Reproduce the entire listing word for word.

Figure content listings:

## Begin

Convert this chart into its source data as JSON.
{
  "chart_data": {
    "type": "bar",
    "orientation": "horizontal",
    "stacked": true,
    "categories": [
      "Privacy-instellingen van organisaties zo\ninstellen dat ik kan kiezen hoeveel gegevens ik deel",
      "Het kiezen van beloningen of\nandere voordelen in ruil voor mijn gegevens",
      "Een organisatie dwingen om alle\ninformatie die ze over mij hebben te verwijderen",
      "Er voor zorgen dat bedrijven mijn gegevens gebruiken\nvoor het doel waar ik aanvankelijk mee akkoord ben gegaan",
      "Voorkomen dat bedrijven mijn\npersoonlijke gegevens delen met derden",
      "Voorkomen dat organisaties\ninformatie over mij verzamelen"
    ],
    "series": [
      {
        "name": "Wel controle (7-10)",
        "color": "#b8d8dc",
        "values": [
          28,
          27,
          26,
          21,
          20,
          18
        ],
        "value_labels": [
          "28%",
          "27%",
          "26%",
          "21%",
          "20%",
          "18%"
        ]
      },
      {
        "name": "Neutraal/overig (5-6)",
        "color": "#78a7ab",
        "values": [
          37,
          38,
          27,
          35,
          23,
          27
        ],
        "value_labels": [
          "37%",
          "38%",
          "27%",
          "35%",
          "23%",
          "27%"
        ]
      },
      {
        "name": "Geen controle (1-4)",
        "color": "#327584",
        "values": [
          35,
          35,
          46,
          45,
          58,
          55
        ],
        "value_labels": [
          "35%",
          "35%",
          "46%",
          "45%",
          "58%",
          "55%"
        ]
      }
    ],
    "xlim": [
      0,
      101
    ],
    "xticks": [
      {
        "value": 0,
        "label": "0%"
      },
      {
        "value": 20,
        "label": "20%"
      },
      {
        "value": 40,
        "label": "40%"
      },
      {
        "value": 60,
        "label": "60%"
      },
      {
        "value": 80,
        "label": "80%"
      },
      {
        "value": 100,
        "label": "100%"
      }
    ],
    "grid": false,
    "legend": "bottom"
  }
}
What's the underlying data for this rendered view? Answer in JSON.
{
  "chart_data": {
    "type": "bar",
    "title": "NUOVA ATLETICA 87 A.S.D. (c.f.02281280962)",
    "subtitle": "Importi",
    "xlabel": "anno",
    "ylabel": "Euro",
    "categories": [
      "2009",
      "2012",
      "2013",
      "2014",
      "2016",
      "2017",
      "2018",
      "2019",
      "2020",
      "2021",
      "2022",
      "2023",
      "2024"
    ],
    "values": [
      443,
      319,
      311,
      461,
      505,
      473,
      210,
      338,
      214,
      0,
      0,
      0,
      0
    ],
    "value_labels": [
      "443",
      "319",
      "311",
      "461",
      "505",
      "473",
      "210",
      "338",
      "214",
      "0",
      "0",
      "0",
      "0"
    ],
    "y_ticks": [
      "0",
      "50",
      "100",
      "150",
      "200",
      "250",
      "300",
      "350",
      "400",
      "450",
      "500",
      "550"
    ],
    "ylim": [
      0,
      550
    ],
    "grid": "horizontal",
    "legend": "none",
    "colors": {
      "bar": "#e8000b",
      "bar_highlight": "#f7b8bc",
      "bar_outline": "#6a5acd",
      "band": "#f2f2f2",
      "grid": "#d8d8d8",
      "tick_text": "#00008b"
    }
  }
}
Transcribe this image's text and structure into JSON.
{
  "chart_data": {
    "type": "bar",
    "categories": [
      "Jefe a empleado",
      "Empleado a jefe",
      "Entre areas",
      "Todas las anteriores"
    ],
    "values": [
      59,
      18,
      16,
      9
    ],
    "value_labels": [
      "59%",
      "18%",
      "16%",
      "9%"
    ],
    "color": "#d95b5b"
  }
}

## End

_OUTPUT OF THE EXERCISE_
Convert this chart into its source data as JSON.
{
  "chart_data": {
    "type": "bar",
    "orientation": "horizontal",
    "stacked": true,
    "categories": [
      "Privacy-instellingen van organisaties zo\ninstellen dat ik kan kiezen hoeveel gegevens ik deel",
      "Het kiezen van beloningen of\nandere voordelen in ruil voor mijn gegevens",
      "Een organisatie dwingen om alle\ninformatie die ze over mij hebben te verwijderen",
      "Er voor zorgen dat bedrijven mijn gegevens gebruiken\nvoor het doel waar ik aanvankelijk mee akkoord ben gegaan",
      "Voorkomen dat bedrijven mijn\npersoonlijke gegevens delen met derden",
      "Voorkomen dat organisaties\ninformatie over mij verzamelen"
    ],
    "series": [
      {
        "name": "Wel controle (7-10)",
        "color": "#b8d8dc",
        "values": [
          28,
          27,
          26,
          21,
          20,
          18
        ],
        "value_labels": [
          "28%",
          "27%",
          "26%",
          "21%",
          "20%",
          "18%"
        ]
      },
      {
        "name": "Neutraal/overig (5-6)",
        "color": "#78a7ab",
        "values": [
          37,
          38,
          27,
          35,
          23,
          27
        ],
        "value_labels": [
          "37%",
          "38%",
          "27%",
          "35%",
          "23%",
          "27%"
        ]
      },
      {
        "name": "Geen controle (1-4)",
        "color": "#327584",
        "values": [
          35,
          35,
          46,
          45,
          58,
          55
        ],
        "value_labels": [
          "35%",
          "35%",
          "46%",
          "45%",
          "58%",
          "55%"
        ]
      }
    ],
    "xlim": [
      0,
      101
    ],
    "xticks": [
      {
        "value": 0,
        "label": "0%"
      },
      {
        "value": 20,
        "label": "20%"
      },
      {
        "value": 40,
        "label": "40%"
      },
      {
        "value": 60,
        "label": "60%"
      },
      {
        "value": 80,
        "label": "80%"
      },
      {
        "value": 100,
        "label": "100%"
      }
    ],
    "grid": false,
    "legend": "bottom"
  }
}
What's the underlying data for this rendered view? Answer in JSON.
{
  "chart_data": {
    "type": "bar",
    "title": "NUOVA ATLETICA 87 A.S.D. (c.f.02281280962)",
    "subtitle": "Importi",
    "xlabel": "anno",
    "ylabel": "Euro",
    "categories": [
      "2009",
      "2012",
      "2013",
      "2014",
      "2016",
      "2017",
      "2018",
      "2019",
      "2020",
      "2021",
      "2022",
      "2023",
      "2024"
    ],
    "values": [
      443,
      319,
      311,
      461,
      505,
      473,
      210,
      338,
      214,
      0,
      0,
      0,
      0
    ],
    "value_labels": [
      "443",
      "319",
      "311",
      "461",
      "505",
      "473",
      "210",
      "338",
      "214",
      "0",
      "0",
      "0",
      "0"
    ],
    "y_ticks": [
      "0",
      "50",
      "100",
      "150",
      "200",
      "250",
      "300",
      "350",
      "400",
      "450",
      "500",
      "550"
    ],
    "ylim": [
      0,
      550
    ],
    "grid": "horizontal",
    "legend": "none",
    "colors": {
      "bar": "#e8000b",
      "bar_highlight": "#f7b8bc",
      "bar_outline": "#6a5acd",
      "band": "#f2f2f2",
      "grid": "#d8d8d8",
      "tick_text": "#00008b"
    }
  }
}
Transcribe this image's text and structure into JSON.
{
  "chart_data": {
    "type": "bar",
    "categories": [
      "Jefe a empleado",
      "Empleado a jefe",
      "Entre areas",
      "Todas las anteriores"
    ],
    "values": [
      59,
      18,
      16,
      9
    ],
    "value_labels": [
      "59%",
      "18%",
      "16%",
      "9%"
    ],
    "color": "#d95b5b"
  }
}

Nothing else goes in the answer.